## Written exercise
Transcribe each entry below exactly. Pictures do not go in the copy.

--- start of Supplied data ---

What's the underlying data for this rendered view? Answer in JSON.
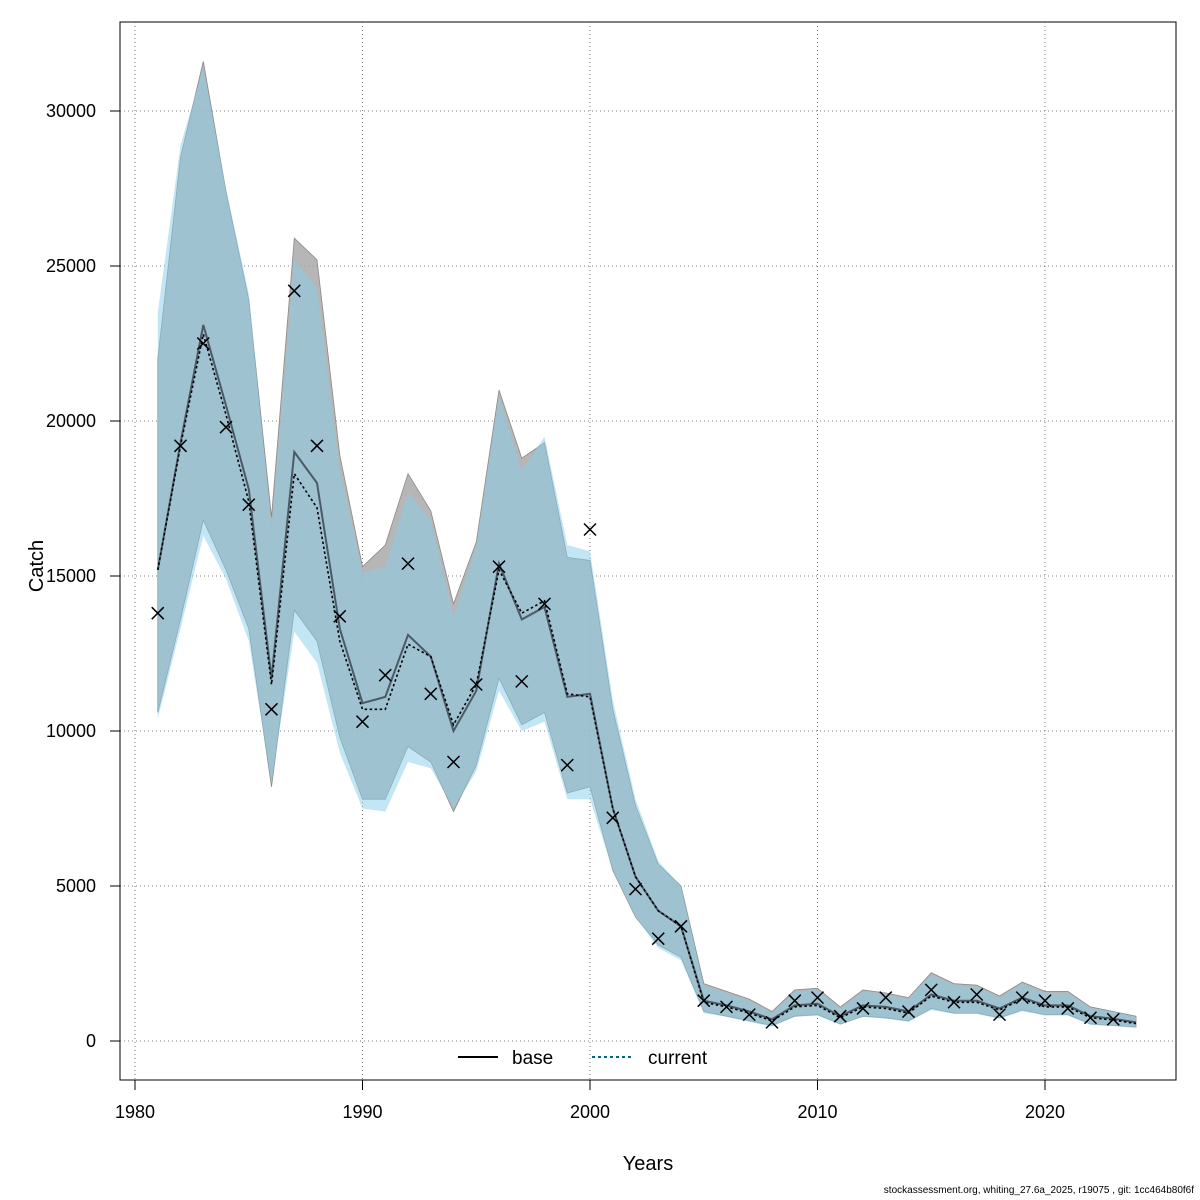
{
  "chart_data": {
    "type": "line",
    "title": "",
    "xlabel": "Years",
    "ylabel": "Catch",
    "xlim": [
      1980,
      2025
    ],
    "ylim": [
      0,
      32000
    ],
    "grid": true,
    "legend_position": "bottom-center",
    "x_ticks": [
      1980,
      1990,
      2000,
      2010,
      2020
    ],
    "y_ticks": [
      0,
      5000,
      10000,
      15000,
      20000,
      25000,
      30000
    ],
    "colors": {
      "base_band": "#a9a9a9",
      "current_band": "#87ceeb",
      "base_line": "#000000",
      "current_line": "#00688b",
      "observed": "#000000"
    },
    "years": [
      1981,
      1982,
      1983,
      1984,
      1985,
      1986,
      1987,
      1988,
      1989,
      1990,
      1991,
      1992,
      1993,
      1994,
      1995,
      1996,
      1997,
      1998,
      1999,
      2000,
      2001,
      2002,
      2003,
      2004,
      2005,
      2006,
      2007,
      2008,
      2009,
      2010,
      2011,
      2012,
      2013,
      2014,
      2015,
      2016,
      2017,
      2018,
      2019,
      2020,
      2021,
      2022,
      2023,
      2024
    ],
    "series": [
      {
        "name": "base",
        "values": [
          15200,
          19300,
          23100,
          20500,
          17800,
          11700,
          19000,
          18000,
          13300,
          10900,
          11100,
          13100,
          12400,
          10000,
          11300,
          15400,
          13600,
          14000,
          11100,
          11200,
          7500,
          5300,
          4200,
          3700,
          1300,
          1150,
          950,
          700,
          1150,
          1200,
          800,
          1150,
          1100,
          950,
          1500,
          1300,
          1300,
          1050,
          1400,
          1150,
          1150,
          800,
          720,
          600
        ],
        "lower": [
          10600,
          13600,
          16800,
          15200,
          13300,
          8200,
          13900,
          12900,
          9800,
          7800,
          7800,
          9500,
          9000,
          7400,
          8900,
          11700,
          10200,
          10600,
          8000,
          8200,
          5500,
          4000,
          3100,
          2700,
          950,
          800,
          650,
          500,
          800,
          850,
          550,
          800,
          750,
          650,
          1050,
          900,
          900,
          750,
          1000,
          850,
          850,
          550,
          500,
          450
        ],
        "upper": [
          22000,
          28500,
          31600,
          27400,
          23900,
          16900,
          25900,
          25200,
          18900,
          15300,
          16000,
          18300,
          17100,
          14100,
          16100,
          21000,
          18800,
          19300,
          15600,
          15500,
          10700,
          7600,
          5700,
          5000,
          1850,
          1600,
          1350,
          950,
          1650,
          1700,
          1100,
          1650,
          1550,
          1400,
          2200,
          1850,
          1800,
          1450,
          1900,
          1600,
          1600,
          1100,
          950,
          800
        ]
      },
      {
        "name": "current",
        "values": [
          15200,
          19200,
          22800,
          20200,
          17400,
          11500,
          18300,
          17200,
          12900,
          10700,
          10700,
          12800,
          12400,
          10200,
          11500,
          15200,
          13800,
          14200,
          11200,
          11100,
          7500,
          5300,
          4200,
          3700,
          1250,
          1100,
          900,
          650,
          1100,
          1150,
          750,
          1100,
          1050,
          900,
          1450,
          1250,
          1250,
          1000,
          1350,
          1100,
          1100,
          750,
          680,
          560
        ],
        "lower": [
          10400,
          13300,
          16300,
          14900,
          12900,
          8300,
          13200,
          12200,
          9300,
          7500,
          7400,
          9000,
          8800,
          7500,
          8700,
          11300,
          10000,
          10300,
          7800,
          7800,
          5500,
          4000,
          3000,
          2600,
          900,
          780,
          620,
          460,
          780,
          820,
          520,
          780,
          720,
          620,
          1000,
          870,
          870,
          720,
          960,
          820,
          820,
          520,
          480,
          420
        ],
        "upper": [
          23500,
          28900,
          31400,
          27500,
          24100,
          16500,
          25200,
          24300,
          18400,
          15100,
          15300,
          17700,
          16800,
          13700,
          16000,
          20800,
          18400,
          19500,
          16000,
          15800,
          11000,
          7800,
          5800,
          5000,
          1800,
          1550,
          1300,
          900,
          1600,
          1650,
          1050,
          1600,
          1500,
          1350,
          2150,
          1800,
          1750,
          1400,
          1850,
          1550,
          1550,
          1050,
          950,
          780
        ]
      },
      {
        "name": "observed",
        "years": [
          1981,
          1982,
          1983,
          1984,
          1985,
          1986,
          1987,
          1988,
          1989,
          1990,
          1991,
          1992,
          1993,
          1994,
          1995,
          1996,
          1997,
          1998,
          1999,
          2000,
          2001,
          2002,
          2003,
          2004,
          2005,
          2006,
          2007,
          2008,
          2009,
          2010,
          2011,
          2012,
          2013,
          2014,
          2015,
          2016,
          2017,
          2018,
          2019,
          2020,
          2021,
          2022,
          2023
        ],
        "values": [
          13800,
          19200,
          22500,
          19800,
          17300,
          10700,
          24200,
          19200,
          13700,
          10300,
          11800,
          15400,
          11200,
          9000,
          11500,
          15300,
          11600,
          14100,
          8900,
          16500,
          7200,
          4900,
          3300,
          3700,
          1300,
          1100,
          850,
          600,
          1300,
          1400,
          800,
          1050,
          1400,
          950,
          1650,
          1250,
          1500,
          850,
          1400,
          1300,
          1050,
          750,
          700
        ]
      }
    ]
  },
  "legend": {
    "base_label": "base",
    "current_label": "current"
  },
  "footer": {
    "text": "stockassessment.org, whiting_27.6a_2025, r19075 , git: 1cc464b80f6f"
  }
}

--- end of Supplied data ---

## Full response
What's the underlying data for this rendered view? Answer in JSON.
{
  "chart_data": {
    "type": "line",
    "title": "",
    "xlabel": "Years",
    "ylabel": "Catch",
    "xlim": [
      1980,
      2025
    ],
    "ylim": [
      0,
      32000
    ],
    "grid": true,
    "legend_position": "bottom-center",
    "x_ticks": [
      1980,
      1990,
      2000,
      2010,
      2020
    ],
    "y_ticks": [
      0,
      5000,
      10000,
      15000,
      20000,
      25000,
      30000
    ],
    "colors": {
      "base_band": "#a9a9a9",
      "current_band": "#87ceeb",
      "base_line": "#000000",
      "current_line": "#00688b",
      "observed": "#000000"
    },
    "years": [
      1981,
      1982,
      1983,
      1984,
      1985,
      1986,
      1987,
      1988,
      1989,
      1990,
      1991,
      1992,
      1993,
      1994,
      1995,
      1996,
      1997,
      1998,
      1999,
      2000,
      2001,
      2002,
      2003,
      2004,
      2005,
      2006,
      2007,
      2008,
      2009,
      2010,
      2011,
      2012,
      2013,
      2014,
      2015,
      2016,
      2017,
      2018,
      2019,
      2020,
      2021,
      2022,
      2023,
      2024
    ],
    "series": [
      {
        "name": "base",
        "values": [
          15200,
          19300,
          23100,
          20500,
          17800,
          11700,
          19000,
          18000,
          13300,
          10900,
          11100,
          13100,
          12400,
          10000,
          11300,
          15400,
          13600,
          14000,
          11100,
          11200,
          7500,
          5300,
          4200,
          3700,
          1300,
          1150,
          950,
          700,
          1150,
          1200,
          800,
          1150,
          1100,
          950,
          1500,
          1300,
          1300,
          1050,
          1400,
          1150,
          1150,
          800,
          720,
          600
        ],
        "lower": [
          10600,
          13600,
          16800,
          15200,
          13300,
          8200,
          13900,
          12900,
          9800,
          7800,
          7800,
          9500,
          9000,
          7400,
          8900,
          11700,
          10200,
          10600,
          8000,
          8200,
          5500,
          4000,
          3100,
          2700,
          950,
          800,
          650,
          500,
          800,
          850,
          550,
          800,
          750,
          650,
          1050,
          900,
          900,
          750,
          1000,
          850,
          850,
          550,
          500,
          450
        ],
        "upper": [
          22000,
          28500,
          31600,
          27400,
          23900,
          16900,
          25900,
          25200,
          18900,
          15300,
          16000,
          18300,
          17100,
          14100,
          16100,
          21000,
          18800,
          19300,
          15600,
          15500,
          10700,
          7600,
          5700,
          5000,
          1850,
          1600,
          1350,
          950,
          1650,
          1700,
          1100,
          1650,
          1550,
          1400,
          2200,
          1850,
          1800,
          1450,
          1900,
          1600,
          1600,
          1100,
          950,
          800
        ]
      },
      {
        "name": "current",
        "values": [
          15200,
          19200,
          22800,
          20200,
          17400,
          11500,
          18300,
          17200,
          12900,
          10700,
          10700,
          12800,
          12400,
          10200,
          11500,
          15200,
          13800,
          14200,
          11200,
          11100,
          7500,
          5300,
          4200,
          3700,
          1250,
          1100,
          900,
          650,
          1100,
          1150,
          750,
          1100,
          1050,
          900,
          1450,
          1250,
          1250,
          1000,
          1350,
          1100,
          1100,
          750,
          680,
          560
        ],
        "lower": [
          10400,
          13300,
          16300,
          14900,
          12900,
          8300,
          13200,
          12200,
          9300,
          7500,
          7400,
          9000,
          8800,
          7500,
          8700,
          11300,
          10000,
          10300,
          7800,
          7800,
          5500,
          4000,
          3000,
          2600,
          900,
          780,
          620,
          460,
          780,
          820,
          520,
          780,
          720,
          620,
          1000,
          870,
          870,
          720,
          960,
          820,
          820,
          520,
          480,
          420
        ],
        "upper": [
          23500,
          28900,
          31400,
          27500,
          24100,
          16500,
          25200,
          24300,
          18400,
          15100,
          15300,
          17700,
          16800,
          13700,
          16000,
          20800,
          18400,
          19500,
          16000,
          15800,
          11000,
          7800,
          5800,
          5000,
          1800,
          1550,
          1300,
          900,
          1600,
          1650,
          1050,
          1600,
          1500,
          1350,
          2150,
          1800,
          1750,
          1400,
          1850,
          1550,
          1550,
          1050,
          950,
          780
        ]
      },
      {
        "name": "observed",
        "years": [
          1981,
          1982,
          1983,
          1984,
          1985,
          1986,
          1987,
          1988,
          1989,
          1990,
          1991,
          1992,
          1993,
          1994,
          1995,
          1996,
          1997,
          1998,
          1999,
          2000,
          2001,
          2002,
          2003,
          2004,
          2005,
          2006,
          2007,
          2008,
          2009,
          2010,
          2011,
          2012,
          2013,
          2014,
          2015,
          2016,
          2017,
          2018,
          2019,
          2020,
          2021,
          2022,
          2023
        ],
        "values": [
          13800,
          19200,
          22500,
          19800,
          17300,
          10700,
          24200,
          19200,
          13700,
          10300,
          11800,
          15400,
          11200,
          9000,
          11500,
          15300,
          11600,
          14100,
          8900,
          16500,
          7200,
          4900,
          3300,
          3700,
          1300,
          1100,
          850,
          600,
          1300,
          1400,
          800,
          1050,
          1400,
          950,
          1650,
          1250,
          1500,
          850,
          1400,
          1300,
          1050,
          750,
          700
        ]
      }
    ]
  },
  "legend": {
    "base_label": "base",
    "current_label": "current"
  },
  "footer": {
    "text": "stockassessment.org, whiting_27.6a_2025, r19075 , git: 1cc464b80f6f"
  }
}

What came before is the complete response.